Provided entries section start

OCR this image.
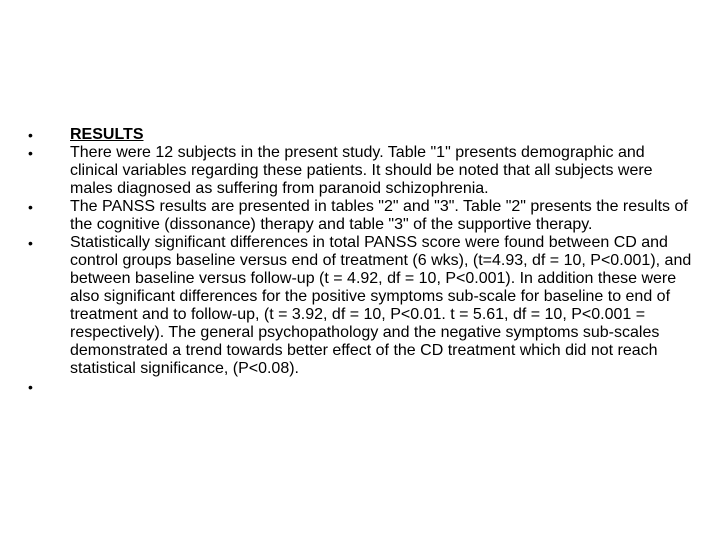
•	RESULTS
•	There were 12 subjects in the present study. Table "1" presents demographic and clinical variables regarding these patients. It should be noted that all subjects were males diagnosed as suffering from paranoid schizophrenia.
•	The PANSS results are presented in tables "2" and "3". Table "2" presents the results of the cognitive (dissonance) therapy and table "3" of the supportive therapy.
•	Statistically significant differences in total PANSS score were found between CD and control groups baseline versus end of treatment (6 wks), (t=4.93, df = 10, P<0.001), and between baseline versus follow‑up (t = 4.92, df = 10, P<0.001). In addition these were also significant differences for the positive symptoms sub‑scale for baseline to end of treatment and to follow‑up, (t = 3.92, df = 10, P<0.01. t = 5.61, df = 10, P<0.001 = respectively). The general psychopathology and the negative symptoms sub‑scales demonstrated a trend towards better effect of the CD treatment which did not reach statistical significance, (P<0.08).
•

Provided entries section end

What needs to be done >>
Go through the material above and print all of it exactly, except the pictures.

Solution >>
OCR this image.
•	RESULTS
•	There were 12 subjects in the present study. Table "1" presents demographic and clinical variables regarding these patients. It should be noted that all subjects were males diagnosed as suffering from paranoid schizophrenia.
•	The PANSS results are presented in tables "2" and "3". Table "2" presents the results of the cognitive (dissonance) therapy and table "3" of the supportive therapy.
•	Statistically significant differences in total PANSS score were found between CD and control groups baseline versus end of treatment (6 wks), (t=4.93, df = 10, P<0.001), and between baseline versus follow‑up (t = 4.92, df = 10, P<0.001). In addition these were also significant differences for the positive symptoms sub‑scale for baseline to end of treatment and to follow‑up, (t = 3.92, df = 10, P<0.01. t = 5.61, df = 10, P<0.001 = respectively). The general psychopathology and the negative symptoms sub‑scales demonstrated a trend towards better effect of the CD treatment which did not reach statistical significance, (P<0.08).
•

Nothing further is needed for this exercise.